__TASK__. Copy every line from the data below in which the string "text" can be found.

__RECORDED INFORMATION__.
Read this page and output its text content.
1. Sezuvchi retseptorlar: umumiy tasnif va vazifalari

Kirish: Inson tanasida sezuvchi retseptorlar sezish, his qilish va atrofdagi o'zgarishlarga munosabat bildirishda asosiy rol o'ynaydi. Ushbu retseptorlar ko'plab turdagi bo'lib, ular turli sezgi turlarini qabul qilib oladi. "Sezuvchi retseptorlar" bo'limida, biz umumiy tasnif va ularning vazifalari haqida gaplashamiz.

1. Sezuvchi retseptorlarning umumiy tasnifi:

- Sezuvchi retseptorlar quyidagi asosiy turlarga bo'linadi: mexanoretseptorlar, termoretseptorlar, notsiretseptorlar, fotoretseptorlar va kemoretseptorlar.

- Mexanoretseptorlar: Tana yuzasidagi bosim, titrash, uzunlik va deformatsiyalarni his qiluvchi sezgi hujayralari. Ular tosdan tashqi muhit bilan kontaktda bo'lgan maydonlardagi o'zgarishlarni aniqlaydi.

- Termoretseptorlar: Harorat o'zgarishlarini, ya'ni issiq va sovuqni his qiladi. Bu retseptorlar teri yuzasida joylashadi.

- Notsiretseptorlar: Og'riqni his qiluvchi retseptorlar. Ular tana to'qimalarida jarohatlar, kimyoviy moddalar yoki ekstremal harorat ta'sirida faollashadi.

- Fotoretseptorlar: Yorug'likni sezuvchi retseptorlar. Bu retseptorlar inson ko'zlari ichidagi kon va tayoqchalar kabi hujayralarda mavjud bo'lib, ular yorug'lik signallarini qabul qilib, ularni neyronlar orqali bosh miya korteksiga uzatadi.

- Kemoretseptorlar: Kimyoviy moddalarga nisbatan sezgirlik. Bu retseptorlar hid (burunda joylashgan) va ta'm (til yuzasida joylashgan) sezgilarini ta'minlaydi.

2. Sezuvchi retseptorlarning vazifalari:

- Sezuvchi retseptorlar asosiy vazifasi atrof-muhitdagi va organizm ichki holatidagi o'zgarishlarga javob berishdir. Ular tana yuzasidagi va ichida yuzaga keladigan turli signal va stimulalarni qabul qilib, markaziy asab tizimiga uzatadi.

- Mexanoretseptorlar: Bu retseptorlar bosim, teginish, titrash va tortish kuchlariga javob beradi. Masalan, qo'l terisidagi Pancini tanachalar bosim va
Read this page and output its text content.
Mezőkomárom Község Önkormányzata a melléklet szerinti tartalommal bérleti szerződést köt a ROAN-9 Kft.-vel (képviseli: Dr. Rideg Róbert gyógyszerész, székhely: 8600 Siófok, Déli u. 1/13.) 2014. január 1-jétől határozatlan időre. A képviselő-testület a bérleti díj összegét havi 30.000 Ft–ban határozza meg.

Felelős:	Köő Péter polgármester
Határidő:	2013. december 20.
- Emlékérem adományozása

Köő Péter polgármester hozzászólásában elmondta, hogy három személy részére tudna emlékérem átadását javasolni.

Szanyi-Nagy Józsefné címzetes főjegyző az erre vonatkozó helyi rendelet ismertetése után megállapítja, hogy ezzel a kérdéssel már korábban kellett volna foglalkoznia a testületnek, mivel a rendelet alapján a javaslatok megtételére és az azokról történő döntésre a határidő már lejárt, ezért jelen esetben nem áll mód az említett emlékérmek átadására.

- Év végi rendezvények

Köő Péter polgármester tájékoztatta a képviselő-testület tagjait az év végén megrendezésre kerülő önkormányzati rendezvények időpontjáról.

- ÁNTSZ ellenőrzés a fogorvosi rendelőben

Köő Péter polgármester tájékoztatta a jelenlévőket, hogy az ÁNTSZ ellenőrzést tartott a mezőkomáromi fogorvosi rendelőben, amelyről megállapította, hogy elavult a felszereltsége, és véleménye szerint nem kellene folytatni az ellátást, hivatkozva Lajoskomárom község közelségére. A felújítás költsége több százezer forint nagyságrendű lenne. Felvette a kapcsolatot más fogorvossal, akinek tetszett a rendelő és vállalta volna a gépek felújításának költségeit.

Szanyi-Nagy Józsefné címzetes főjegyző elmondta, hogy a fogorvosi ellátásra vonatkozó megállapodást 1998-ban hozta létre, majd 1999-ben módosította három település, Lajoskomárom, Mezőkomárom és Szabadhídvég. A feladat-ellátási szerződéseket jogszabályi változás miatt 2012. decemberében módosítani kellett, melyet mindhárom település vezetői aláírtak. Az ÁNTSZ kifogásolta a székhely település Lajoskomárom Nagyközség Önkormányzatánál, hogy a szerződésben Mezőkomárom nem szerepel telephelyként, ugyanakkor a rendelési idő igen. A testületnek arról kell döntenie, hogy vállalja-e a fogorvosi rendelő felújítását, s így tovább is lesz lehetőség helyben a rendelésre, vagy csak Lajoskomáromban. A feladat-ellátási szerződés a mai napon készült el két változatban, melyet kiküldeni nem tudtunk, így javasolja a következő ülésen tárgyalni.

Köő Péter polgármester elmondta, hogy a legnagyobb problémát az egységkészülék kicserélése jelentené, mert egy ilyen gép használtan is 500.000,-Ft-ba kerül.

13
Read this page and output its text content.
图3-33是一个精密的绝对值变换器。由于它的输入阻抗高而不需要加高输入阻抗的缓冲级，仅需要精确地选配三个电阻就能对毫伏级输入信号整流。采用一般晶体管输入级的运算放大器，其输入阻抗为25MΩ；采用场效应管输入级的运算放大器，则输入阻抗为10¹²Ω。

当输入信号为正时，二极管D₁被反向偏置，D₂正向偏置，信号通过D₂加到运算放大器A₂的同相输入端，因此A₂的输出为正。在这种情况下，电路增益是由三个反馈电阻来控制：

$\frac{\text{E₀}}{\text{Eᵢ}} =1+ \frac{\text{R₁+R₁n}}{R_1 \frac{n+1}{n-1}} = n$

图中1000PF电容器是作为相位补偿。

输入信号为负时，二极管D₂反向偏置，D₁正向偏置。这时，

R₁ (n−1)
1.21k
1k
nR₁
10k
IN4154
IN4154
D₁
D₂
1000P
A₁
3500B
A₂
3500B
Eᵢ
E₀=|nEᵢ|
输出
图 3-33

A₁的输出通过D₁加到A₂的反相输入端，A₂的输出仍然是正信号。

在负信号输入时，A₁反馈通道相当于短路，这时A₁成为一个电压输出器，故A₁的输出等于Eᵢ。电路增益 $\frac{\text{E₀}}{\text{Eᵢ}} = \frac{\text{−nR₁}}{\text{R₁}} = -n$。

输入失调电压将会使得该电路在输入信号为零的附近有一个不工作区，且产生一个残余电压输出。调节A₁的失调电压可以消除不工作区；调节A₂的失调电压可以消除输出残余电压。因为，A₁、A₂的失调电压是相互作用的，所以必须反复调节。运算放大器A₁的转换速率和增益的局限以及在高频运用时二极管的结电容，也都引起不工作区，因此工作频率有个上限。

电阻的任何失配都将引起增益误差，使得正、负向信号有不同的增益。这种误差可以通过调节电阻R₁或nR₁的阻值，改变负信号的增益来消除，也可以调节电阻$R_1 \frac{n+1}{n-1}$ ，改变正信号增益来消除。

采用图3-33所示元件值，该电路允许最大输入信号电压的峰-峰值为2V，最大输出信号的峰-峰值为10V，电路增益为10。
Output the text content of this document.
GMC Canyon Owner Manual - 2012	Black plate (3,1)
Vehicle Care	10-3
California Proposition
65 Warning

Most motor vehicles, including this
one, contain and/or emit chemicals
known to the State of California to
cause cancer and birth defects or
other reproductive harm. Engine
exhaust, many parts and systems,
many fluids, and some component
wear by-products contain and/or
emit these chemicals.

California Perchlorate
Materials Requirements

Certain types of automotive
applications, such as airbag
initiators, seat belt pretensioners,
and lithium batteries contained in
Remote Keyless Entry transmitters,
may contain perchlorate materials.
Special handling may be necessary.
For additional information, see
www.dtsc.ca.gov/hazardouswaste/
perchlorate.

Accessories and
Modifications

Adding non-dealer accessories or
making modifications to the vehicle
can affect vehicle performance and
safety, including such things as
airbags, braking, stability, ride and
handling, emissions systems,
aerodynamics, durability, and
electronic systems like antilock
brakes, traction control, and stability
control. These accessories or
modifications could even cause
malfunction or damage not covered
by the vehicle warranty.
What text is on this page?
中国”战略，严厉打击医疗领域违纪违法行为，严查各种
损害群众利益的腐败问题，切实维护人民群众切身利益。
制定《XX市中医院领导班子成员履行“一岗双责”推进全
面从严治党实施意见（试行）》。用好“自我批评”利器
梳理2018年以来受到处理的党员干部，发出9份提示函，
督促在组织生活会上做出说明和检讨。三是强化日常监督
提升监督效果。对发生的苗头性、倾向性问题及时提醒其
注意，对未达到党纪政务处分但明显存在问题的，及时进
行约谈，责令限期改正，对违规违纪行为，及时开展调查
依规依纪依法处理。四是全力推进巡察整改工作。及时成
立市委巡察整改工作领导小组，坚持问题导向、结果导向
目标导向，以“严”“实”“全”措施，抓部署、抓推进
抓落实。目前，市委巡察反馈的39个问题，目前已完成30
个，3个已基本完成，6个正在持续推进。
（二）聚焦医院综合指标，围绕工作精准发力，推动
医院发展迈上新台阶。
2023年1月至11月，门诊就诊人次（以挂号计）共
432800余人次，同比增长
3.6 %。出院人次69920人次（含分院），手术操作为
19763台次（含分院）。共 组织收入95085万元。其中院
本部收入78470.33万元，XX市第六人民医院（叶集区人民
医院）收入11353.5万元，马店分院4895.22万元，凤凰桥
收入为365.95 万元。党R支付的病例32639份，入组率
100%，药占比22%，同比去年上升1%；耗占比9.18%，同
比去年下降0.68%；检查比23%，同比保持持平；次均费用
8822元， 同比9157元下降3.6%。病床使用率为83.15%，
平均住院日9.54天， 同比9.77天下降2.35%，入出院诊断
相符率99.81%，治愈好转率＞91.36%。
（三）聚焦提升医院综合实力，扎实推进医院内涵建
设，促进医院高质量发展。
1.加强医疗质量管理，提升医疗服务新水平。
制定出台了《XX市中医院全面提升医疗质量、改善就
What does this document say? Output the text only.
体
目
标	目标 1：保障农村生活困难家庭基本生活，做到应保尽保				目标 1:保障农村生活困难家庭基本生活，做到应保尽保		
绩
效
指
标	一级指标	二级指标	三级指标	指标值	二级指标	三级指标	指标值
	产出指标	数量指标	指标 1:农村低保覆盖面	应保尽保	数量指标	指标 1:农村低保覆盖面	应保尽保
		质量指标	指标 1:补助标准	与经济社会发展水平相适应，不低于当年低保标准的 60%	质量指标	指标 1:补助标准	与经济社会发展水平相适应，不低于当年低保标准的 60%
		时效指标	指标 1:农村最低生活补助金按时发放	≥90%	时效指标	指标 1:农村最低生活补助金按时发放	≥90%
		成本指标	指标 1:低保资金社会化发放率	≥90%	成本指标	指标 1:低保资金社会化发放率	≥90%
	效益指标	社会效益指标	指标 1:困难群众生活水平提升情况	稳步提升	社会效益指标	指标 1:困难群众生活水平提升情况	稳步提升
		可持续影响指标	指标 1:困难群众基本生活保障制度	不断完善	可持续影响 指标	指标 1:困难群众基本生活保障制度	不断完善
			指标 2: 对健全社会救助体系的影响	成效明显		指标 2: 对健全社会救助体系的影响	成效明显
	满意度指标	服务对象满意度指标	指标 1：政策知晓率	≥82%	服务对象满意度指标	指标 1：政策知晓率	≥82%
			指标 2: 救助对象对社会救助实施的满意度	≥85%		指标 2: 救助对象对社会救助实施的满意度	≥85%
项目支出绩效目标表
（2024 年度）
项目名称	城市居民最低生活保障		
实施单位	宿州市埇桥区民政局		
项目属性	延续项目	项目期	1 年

__ANSWER__.
Read this page and output its text content.
Read this page and output its text content.
Read this page and output its text content.
$\frac{\text{E₀}}{\text{Eᵢ}} =1+ \frac{\text{R₁+R₁n}}{R_1 \frac{n+1}{n-1}} = n$
在负信号输入时，A₁反馈通道相当于短路，这时A₁成为一个电压输出器，故A₁的输出等于Eᵢ。电路增益 $\frac{\text{E₀}}{\text{Eᵢ}} = \frac{\text{−nR₁}}{\text{R₁}} = -n$。
Output the text content of this document.
What text is on this page?
What does this document say? Output the text only.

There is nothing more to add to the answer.